Short problem – Copy the material verbatim, starting at the line that contains "annotation-arrow-icon [332,156,684,339]" and ending at the line that contains "Localize each UI".

Data listing –
┌──

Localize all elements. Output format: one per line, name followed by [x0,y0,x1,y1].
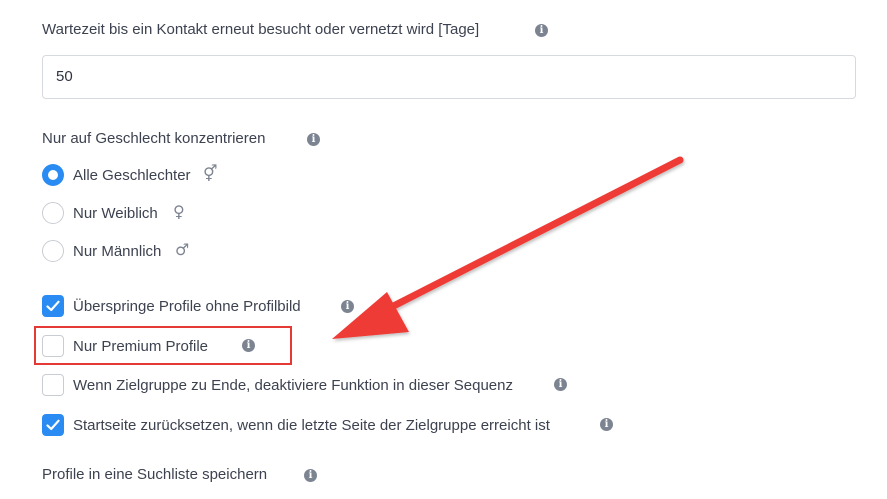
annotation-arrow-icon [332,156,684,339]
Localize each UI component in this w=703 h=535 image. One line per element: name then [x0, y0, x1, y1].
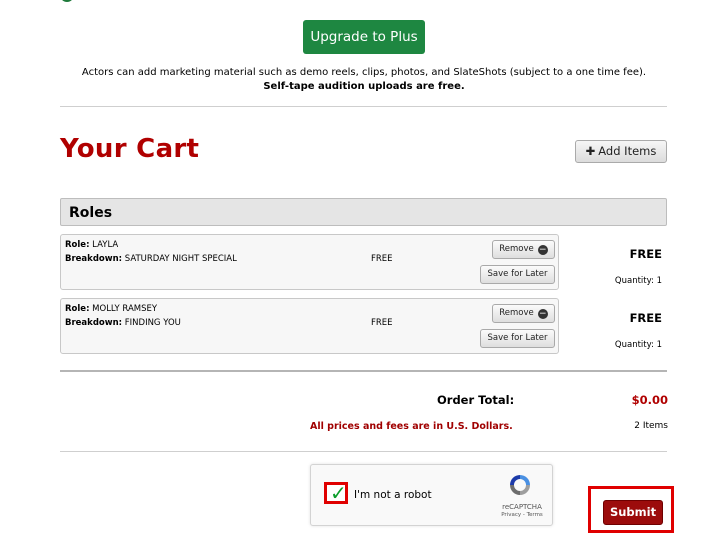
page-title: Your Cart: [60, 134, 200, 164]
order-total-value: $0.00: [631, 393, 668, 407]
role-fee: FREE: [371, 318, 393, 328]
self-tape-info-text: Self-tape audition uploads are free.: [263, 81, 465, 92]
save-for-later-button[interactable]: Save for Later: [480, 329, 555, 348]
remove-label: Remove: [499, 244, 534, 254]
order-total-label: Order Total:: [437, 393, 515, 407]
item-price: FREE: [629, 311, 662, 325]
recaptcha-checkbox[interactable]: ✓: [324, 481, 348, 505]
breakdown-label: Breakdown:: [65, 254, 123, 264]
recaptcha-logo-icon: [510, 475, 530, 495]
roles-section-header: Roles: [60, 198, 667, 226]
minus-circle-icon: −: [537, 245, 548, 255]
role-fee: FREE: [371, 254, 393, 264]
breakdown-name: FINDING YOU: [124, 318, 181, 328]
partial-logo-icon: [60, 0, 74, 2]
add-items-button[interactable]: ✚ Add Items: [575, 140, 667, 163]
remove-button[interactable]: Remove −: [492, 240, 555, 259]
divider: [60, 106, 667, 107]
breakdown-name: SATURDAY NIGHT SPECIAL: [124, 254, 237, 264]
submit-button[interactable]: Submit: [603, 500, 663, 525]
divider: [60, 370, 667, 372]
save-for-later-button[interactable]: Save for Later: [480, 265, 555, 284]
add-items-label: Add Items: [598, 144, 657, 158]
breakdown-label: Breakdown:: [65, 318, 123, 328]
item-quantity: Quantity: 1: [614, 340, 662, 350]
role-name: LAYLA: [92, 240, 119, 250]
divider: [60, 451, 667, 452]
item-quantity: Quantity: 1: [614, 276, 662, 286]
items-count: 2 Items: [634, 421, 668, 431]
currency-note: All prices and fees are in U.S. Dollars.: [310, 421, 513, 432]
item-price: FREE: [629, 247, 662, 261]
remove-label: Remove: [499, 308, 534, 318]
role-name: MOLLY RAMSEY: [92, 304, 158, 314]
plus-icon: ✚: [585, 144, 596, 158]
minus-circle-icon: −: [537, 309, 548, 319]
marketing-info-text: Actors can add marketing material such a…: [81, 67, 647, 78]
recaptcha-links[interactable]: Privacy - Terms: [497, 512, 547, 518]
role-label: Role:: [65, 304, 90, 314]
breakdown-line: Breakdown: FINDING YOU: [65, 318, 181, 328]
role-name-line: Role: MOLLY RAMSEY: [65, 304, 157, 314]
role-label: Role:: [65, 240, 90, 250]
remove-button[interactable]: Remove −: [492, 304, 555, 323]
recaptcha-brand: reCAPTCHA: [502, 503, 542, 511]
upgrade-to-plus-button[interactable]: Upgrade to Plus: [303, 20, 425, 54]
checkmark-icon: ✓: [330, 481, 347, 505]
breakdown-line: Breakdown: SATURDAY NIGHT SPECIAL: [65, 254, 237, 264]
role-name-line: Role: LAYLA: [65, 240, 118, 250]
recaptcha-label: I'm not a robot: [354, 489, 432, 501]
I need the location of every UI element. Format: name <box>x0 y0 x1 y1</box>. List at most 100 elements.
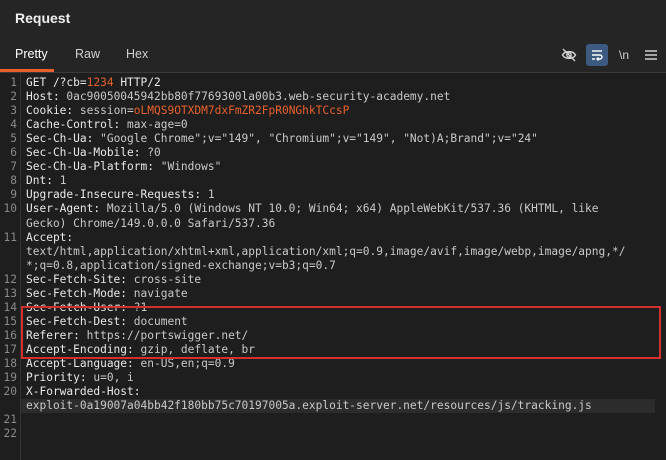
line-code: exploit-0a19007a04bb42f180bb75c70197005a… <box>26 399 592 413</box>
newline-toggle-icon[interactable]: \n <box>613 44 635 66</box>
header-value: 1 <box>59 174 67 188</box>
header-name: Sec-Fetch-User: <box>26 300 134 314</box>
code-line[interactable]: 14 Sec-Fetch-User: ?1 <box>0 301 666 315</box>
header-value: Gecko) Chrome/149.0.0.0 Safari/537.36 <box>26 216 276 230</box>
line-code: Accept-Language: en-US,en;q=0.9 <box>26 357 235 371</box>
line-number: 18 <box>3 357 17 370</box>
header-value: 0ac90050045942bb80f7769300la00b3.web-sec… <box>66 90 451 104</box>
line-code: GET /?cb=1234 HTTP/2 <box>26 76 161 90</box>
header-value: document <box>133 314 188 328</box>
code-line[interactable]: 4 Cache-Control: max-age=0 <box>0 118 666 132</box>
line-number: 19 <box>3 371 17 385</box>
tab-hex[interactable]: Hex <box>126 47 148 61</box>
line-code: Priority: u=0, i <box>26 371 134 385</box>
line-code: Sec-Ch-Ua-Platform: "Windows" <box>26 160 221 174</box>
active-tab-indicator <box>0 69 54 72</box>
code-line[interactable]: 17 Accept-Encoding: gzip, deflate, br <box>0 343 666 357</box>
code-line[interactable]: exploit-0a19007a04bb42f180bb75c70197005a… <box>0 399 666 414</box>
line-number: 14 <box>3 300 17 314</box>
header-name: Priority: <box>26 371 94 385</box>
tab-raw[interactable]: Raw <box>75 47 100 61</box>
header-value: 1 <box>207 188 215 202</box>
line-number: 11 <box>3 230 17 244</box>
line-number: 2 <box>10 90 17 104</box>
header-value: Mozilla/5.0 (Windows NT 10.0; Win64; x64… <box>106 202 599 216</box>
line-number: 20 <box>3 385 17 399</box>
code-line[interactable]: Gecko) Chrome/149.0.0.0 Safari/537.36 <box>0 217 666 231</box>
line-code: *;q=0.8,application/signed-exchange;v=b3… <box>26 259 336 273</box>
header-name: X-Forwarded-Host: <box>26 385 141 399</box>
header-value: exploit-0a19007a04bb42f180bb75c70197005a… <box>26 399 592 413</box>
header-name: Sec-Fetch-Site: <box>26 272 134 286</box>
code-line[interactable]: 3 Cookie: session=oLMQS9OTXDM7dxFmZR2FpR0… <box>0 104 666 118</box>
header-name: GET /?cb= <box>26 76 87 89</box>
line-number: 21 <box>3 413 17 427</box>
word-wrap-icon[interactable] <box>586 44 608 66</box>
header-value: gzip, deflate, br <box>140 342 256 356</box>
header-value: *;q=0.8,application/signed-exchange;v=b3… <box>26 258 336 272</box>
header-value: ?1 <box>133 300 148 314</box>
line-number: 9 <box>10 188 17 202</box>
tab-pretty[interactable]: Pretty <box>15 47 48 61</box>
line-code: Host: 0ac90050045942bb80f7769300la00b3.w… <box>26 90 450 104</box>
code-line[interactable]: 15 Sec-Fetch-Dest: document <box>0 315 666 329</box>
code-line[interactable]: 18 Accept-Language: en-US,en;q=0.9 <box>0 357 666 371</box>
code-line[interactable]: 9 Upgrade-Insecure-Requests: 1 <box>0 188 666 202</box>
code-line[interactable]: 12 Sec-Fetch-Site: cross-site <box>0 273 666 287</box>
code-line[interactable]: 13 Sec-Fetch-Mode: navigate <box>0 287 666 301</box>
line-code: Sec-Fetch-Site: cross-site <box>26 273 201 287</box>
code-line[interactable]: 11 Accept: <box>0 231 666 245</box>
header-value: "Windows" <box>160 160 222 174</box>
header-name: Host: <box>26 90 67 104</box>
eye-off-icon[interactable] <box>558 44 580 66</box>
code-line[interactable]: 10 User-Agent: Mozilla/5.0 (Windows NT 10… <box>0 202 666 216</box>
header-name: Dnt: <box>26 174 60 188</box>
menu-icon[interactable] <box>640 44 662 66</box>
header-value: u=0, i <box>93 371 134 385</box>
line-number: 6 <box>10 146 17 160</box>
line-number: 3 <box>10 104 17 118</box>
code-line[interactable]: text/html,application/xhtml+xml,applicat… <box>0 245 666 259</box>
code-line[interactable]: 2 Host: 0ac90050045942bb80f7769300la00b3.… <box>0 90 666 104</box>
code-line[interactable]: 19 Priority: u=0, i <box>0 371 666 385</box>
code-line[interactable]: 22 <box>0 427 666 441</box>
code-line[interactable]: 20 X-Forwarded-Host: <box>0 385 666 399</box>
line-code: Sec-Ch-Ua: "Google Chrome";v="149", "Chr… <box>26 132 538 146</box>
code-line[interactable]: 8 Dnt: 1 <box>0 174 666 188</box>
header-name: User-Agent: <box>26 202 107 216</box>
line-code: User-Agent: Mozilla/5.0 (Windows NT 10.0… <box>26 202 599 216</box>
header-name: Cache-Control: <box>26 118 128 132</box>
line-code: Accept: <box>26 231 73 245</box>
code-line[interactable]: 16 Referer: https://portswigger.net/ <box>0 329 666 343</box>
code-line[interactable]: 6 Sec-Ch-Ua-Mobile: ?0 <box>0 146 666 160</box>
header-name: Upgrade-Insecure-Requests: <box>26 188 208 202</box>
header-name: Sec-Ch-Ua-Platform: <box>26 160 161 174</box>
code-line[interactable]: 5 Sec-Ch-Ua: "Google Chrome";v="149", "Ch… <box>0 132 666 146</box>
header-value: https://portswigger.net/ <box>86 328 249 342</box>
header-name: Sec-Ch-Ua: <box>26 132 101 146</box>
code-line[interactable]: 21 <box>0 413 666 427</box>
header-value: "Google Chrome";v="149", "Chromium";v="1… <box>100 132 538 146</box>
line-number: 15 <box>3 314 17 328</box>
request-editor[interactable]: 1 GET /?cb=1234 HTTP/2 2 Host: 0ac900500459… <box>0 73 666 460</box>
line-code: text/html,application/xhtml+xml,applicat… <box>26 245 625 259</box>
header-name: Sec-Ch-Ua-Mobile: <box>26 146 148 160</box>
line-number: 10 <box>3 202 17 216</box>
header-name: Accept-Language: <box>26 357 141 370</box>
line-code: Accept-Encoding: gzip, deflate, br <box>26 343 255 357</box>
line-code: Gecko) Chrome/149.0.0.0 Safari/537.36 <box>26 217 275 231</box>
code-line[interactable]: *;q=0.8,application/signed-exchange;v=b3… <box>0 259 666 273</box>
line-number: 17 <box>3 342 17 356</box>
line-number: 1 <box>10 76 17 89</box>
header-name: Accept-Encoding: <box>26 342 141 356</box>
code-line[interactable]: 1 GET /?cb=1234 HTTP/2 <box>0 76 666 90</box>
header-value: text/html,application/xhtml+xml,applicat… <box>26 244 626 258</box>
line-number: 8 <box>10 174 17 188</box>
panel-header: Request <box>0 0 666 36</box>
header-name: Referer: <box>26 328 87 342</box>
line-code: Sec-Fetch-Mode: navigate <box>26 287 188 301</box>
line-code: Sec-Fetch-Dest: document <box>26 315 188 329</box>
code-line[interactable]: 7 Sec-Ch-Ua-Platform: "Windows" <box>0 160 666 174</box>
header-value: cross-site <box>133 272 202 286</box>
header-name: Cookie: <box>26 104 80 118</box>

└──

Expected answer –
annotation-arrow-icon [332,156,684,339]
Localize each UI component in this w=703 h=535 image. One line per element: name then [x0, y0, x1, y1].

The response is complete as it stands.